— Data supplied —
▶
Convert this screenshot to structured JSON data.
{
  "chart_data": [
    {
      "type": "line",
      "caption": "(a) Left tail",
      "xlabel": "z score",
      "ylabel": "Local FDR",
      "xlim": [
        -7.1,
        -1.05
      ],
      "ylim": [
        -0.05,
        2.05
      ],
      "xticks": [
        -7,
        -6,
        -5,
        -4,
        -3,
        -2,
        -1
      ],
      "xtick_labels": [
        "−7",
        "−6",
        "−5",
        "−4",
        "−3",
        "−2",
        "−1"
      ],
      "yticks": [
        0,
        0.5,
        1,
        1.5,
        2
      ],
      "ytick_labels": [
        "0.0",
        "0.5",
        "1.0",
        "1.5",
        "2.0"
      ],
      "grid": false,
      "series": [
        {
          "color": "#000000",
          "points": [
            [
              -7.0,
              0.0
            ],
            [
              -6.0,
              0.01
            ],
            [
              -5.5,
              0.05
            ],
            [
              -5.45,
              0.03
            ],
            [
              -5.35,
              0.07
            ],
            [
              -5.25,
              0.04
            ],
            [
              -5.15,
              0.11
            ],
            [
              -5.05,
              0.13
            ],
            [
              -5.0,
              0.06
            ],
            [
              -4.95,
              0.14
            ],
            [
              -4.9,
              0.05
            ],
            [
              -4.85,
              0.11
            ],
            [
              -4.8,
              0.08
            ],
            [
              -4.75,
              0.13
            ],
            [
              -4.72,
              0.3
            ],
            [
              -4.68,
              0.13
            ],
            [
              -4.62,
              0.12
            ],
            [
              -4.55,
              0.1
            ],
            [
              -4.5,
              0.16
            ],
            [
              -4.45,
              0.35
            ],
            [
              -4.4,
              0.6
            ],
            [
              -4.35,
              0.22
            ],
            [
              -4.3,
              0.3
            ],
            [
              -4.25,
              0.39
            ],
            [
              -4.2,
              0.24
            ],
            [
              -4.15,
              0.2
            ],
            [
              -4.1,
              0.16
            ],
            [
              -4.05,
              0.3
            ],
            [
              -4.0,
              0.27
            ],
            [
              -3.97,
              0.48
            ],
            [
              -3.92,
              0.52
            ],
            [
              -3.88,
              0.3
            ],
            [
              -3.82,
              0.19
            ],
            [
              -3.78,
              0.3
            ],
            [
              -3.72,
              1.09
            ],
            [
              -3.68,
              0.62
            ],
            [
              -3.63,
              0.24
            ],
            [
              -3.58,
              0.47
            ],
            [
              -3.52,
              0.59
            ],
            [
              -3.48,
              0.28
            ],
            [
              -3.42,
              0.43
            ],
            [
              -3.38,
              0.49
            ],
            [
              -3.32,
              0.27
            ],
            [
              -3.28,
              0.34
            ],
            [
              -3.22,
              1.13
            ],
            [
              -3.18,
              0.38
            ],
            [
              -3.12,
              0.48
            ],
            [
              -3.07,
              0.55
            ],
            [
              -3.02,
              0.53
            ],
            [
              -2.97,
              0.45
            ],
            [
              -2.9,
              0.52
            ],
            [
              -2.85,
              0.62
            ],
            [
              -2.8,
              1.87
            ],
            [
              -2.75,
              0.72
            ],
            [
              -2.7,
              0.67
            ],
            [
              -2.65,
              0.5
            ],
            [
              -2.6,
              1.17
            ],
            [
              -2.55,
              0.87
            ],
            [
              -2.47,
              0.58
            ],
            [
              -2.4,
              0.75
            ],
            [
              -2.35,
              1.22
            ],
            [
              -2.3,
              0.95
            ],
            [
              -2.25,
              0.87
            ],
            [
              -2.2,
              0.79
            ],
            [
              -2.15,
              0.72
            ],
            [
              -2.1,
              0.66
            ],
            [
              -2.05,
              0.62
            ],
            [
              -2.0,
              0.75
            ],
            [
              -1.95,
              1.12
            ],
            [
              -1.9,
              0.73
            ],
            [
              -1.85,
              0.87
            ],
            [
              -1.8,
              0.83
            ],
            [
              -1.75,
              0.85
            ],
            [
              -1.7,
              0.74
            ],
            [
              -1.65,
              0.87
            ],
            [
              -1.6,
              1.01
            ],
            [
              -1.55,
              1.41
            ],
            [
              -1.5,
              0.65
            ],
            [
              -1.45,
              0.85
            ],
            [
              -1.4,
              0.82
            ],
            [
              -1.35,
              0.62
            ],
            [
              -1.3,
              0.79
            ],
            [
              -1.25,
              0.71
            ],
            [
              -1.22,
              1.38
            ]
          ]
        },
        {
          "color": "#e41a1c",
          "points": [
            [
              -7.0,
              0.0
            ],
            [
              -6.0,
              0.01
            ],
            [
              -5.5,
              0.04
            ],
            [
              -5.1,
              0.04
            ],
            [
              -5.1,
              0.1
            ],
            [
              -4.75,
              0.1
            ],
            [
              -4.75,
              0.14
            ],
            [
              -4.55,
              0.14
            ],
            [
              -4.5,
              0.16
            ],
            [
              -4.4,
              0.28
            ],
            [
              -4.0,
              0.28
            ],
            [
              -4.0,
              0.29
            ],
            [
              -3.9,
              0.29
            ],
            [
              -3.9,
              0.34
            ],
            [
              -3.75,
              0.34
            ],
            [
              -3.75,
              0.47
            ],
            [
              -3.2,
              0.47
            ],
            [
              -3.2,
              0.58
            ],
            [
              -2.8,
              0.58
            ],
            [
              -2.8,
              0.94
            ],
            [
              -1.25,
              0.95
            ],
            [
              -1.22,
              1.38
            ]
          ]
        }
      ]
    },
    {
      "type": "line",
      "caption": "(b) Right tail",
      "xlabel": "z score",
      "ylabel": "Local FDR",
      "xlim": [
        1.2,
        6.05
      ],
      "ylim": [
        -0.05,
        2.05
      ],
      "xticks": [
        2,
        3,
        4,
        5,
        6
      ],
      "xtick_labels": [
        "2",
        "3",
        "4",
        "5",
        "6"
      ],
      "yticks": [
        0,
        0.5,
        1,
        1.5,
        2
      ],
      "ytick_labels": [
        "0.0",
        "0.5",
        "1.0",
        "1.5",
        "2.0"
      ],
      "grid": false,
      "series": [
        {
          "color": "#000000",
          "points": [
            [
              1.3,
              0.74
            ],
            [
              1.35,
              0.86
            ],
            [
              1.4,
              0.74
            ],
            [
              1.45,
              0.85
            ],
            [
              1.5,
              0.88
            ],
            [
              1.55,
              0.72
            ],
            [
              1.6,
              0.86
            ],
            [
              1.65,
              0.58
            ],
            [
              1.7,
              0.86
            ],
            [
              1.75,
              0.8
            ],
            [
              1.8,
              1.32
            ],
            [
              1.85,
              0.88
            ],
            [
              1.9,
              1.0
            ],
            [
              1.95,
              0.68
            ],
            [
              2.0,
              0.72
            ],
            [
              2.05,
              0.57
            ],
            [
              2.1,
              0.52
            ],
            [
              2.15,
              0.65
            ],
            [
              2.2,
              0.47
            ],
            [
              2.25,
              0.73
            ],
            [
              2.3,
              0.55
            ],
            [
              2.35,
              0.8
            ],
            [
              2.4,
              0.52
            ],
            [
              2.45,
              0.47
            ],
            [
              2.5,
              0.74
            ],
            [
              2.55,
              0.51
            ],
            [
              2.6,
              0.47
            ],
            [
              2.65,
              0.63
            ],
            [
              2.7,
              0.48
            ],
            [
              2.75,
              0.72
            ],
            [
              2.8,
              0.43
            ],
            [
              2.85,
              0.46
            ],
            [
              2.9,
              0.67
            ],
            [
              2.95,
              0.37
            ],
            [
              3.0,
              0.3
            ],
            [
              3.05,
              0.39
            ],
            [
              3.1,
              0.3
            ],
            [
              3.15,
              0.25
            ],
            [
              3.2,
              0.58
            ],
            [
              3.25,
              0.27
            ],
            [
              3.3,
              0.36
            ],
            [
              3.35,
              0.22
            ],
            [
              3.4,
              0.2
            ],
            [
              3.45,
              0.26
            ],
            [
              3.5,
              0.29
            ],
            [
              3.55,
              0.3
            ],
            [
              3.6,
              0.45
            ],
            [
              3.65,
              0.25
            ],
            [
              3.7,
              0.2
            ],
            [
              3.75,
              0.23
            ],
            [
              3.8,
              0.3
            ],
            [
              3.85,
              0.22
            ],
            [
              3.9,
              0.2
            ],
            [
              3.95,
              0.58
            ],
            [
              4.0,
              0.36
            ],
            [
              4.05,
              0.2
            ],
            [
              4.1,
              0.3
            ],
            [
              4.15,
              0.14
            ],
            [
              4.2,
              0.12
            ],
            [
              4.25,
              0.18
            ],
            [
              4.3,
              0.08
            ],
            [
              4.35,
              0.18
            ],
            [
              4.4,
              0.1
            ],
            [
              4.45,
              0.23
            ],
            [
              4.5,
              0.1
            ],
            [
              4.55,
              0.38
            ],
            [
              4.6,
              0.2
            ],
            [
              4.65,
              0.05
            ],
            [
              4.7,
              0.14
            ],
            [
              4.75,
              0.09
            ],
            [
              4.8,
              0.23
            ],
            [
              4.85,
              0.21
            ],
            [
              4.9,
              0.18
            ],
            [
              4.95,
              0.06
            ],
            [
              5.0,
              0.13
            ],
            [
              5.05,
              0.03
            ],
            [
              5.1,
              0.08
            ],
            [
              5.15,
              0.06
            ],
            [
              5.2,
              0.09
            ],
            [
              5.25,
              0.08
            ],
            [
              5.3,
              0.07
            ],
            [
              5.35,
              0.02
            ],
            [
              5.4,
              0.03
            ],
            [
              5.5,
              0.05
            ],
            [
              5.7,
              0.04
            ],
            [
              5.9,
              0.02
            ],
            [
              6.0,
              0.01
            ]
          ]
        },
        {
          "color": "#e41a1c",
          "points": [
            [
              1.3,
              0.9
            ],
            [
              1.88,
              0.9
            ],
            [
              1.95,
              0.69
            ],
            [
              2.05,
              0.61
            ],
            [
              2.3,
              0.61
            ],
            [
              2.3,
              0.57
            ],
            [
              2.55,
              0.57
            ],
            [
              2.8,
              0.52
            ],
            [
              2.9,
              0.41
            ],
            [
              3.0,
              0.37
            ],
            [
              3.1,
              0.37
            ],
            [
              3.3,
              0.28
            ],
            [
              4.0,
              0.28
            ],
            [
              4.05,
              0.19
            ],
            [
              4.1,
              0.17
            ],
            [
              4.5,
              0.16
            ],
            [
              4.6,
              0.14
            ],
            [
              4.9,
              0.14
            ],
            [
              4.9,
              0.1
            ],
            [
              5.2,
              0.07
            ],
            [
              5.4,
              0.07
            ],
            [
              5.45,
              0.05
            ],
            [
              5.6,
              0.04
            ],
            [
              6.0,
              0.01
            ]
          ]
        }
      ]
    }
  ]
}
◀
— Given exercise —
From the records, copy every line that has the string "tail" in it.

— Exercise response —
      "caption": "(a) Left tail",
      "caption": "(b) Right tail",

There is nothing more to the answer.